_DIRECTIVE_. Pick out and copy every line below that has the word "UPLC".
### SUPPLIED INFORMATION
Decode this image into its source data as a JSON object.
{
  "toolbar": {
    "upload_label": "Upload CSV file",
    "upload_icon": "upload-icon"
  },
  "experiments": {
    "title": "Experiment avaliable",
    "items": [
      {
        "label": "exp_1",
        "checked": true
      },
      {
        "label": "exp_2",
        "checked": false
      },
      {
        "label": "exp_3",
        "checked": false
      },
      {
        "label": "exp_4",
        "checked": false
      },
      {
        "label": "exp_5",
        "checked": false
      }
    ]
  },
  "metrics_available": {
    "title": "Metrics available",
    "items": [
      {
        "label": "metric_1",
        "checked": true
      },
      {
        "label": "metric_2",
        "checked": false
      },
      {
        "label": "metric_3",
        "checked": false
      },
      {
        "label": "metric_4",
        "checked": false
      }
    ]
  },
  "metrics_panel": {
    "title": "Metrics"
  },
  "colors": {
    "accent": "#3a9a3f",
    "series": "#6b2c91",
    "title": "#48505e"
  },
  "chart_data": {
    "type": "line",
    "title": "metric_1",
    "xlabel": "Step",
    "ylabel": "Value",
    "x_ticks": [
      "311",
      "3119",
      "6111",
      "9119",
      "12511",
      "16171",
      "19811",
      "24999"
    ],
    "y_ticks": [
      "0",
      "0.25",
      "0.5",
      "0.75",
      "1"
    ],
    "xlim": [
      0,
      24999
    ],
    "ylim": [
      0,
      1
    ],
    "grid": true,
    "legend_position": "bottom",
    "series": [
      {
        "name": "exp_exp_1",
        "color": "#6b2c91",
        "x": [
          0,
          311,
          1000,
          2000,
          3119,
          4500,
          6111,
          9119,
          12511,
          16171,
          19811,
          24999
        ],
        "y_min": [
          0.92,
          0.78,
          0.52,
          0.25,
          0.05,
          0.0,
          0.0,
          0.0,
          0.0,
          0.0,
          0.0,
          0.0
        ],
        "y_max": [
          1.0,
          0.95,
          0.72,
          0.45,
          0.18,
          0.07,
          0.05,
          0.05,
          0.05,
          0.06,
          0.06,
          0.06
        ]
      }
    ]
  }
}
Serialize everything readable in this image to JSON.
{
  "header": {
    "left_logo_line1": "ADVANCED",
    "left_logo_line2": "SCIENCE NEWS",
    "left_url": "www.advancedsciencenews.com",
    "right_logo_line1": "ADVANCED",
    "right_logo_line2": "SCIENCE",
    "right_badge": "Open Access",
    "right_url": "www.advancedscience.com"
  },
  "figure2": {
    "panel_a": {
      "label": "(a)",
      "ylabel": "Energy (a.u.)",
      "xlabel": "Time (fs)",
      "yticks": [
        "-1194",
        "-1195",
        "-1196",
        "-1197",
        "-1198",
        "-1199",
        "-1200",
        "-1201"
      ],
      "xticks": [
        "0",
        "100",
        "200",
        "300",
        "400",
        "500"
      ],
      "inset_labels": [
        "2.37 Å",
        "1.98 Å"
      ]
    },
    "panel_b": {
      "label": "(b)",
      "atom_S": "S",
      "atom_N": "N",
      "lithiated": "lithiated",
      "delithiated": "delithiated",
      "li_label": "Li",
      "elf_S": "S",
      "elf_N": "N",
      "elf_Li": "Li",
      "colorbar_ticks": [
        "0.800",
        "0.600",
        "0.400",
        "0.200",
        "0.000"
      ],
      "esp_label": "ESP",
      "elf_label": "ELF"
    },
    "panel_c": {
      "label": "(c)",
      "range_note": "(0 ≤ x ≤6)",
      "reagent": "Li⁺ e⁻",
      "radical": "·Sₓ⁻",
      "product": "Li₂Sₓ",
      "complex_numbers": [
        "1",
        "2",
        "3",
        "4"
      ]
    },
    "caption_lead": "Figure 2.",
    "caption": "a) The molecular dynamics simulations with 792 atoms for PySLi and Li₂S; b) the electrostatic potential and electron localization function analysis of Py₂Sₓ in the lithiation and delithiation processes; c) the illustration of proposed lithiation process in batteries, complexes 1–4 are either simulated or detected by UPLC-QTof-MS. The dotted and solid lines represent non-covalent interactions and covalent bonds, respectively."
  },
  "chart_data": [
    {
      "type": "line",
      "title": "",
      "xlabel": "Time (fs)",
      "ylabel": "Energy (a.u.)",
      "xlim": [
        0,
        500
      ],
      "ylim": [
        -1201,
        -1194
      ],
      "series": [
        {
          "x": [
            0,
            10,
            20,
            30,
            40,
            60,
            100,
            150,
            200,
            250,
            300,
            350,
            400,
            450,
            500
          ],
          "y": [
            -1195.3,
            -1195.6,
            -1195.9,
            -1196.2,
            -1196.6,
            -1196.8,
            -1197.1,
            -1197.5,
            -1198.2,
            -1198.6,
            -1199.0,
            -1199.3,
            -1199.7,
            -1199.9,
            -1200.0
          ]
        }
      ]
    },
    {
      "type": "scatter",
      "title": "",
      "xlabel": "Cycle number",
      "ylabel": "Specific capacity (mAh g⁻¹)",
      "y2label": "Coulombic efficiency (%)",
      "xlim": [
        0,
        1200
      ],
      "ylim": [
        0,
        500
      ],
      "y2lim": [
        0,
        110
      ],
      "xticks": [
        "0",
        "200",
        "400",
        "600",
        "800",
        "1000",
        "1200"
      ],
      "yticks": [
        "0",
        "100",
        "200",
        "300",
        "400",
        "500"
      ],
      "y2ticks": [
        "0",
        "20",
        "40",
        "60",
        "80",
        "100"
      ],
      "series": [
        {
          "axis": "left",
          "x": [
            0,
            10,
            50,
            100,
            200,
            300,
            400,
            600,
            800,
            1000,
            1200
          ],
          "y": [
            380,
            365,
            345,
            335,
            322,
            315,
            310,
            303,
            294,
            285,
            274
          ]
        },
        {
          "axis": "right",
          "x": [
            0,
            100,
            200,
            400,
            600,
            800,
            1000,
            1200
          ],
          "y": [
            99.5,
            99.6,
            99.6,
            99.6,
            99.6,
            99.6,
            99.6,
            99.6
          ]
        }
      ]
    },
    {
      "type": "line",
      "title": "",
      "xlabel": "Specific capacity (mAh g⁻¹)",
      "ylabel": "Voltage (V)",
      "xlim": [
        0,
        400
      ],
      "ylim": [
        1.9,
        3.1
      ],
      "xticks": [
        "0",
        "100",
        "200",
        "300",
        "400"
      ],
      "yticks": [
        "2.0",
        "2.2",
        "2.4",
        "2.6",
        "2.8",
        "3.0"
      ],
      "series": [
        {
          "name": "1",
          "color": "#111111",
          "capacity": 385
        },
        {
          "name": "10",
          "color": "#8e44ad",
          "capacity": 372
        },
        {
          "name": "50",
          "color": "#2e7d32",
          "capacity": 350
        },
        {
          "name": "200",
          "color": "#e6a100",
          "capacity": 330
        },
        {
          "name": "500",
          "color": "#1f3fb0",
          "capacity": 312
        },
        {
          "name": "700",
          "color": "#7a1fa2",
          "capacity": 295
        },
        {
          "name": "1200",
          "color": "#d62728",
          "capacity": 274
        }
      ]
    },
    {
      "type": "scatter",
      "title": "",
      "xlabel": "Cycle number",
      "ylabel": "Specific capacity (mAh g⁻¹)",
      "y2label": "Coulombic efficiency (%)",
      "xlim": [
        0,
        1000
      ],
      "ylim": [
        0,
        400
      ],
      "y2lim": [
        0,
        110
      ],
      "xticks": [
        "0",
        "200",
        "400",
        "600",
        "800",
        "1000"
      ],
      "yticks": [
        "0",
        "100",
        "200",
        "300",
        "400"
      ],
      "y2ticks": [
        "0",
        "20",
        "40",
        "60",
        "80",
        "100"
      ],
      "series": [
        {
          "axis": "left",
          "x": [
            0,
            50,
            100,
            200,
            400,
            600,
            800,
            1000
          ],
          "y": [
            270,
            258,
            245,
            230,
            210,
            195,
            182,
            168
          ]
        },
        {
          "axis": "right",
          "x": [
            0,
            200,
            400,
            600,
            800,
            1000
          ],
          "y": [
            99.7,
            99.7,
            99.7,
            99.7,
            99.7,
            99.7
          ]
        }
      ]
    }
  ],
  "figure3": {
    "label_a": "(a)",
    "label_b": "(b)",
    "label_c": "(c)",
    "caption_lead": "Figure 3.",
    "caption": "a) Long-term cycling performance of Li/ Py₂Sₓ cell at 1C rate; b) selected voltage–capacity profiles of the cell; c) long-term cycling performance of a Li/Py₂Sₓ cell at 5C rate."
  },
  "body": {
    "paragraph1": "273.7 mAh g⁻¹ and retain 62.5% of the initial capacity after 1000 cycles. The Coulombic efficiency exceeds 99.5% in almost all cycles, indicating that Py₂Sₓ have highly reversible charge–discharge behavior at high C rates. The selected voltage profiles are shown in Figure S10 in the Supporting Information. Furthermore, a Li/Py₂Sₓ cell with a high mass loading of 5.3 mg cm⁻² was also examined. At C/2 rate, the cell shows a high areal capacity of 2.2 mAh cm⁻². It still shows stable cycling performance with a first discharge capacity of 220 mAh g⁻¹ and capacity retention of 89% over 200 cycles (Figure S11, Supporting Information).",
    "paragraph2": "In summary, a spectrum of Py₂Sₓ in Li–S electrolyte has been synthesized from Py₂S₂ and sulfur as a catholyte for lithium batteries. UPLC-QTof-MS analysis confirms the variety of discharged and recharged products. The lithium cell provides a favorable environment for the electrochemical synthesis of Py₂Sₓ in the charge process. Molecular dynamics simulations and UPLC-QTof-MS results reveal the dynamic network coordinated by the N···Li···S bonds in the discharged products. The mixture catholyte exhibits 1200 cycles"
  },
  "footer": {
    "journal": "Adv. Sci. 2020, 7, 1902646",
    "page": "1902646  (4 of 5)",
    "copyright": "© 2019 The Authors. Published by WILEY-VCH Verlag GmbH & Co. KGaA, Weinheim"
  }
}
######
_WRITTEN ANSWER_.
    "caption": "a) The molecular dynamics simulations with 792 atoms for PySLi and Li₂S; b) the electrostatic potential and electron localization function analysis of Py₂Sₓ in the lithiation and delithiation processes; c) the illustration of proposed lithiation process in batteries, complexes 1–4 are either simulated or detected by UPLC-QTof-MS. The dotted and solid lines represent non-covalent interactions and covalent bonds, respectively."
    "paragraph2": "In summary, a spectrum of Py₂Sₓ in Li–S electrolyte has been synthesized from Py₂S₂ and sulfur as a catholyte for lithium batteries. UPLC-QTof-MS analysis confirms the variety of discharged and recharged products. The lithium cell provides a favorable environment for the electrochemical synthesis of Py₂Sₓ in the charge process. Molecular dynamics simulations and UPLC-QTof-MS results reveal the dynamic network coordinated by the N···Li···S bonds in the discharged products. The mixture catholyte exhibits 1200 cycles"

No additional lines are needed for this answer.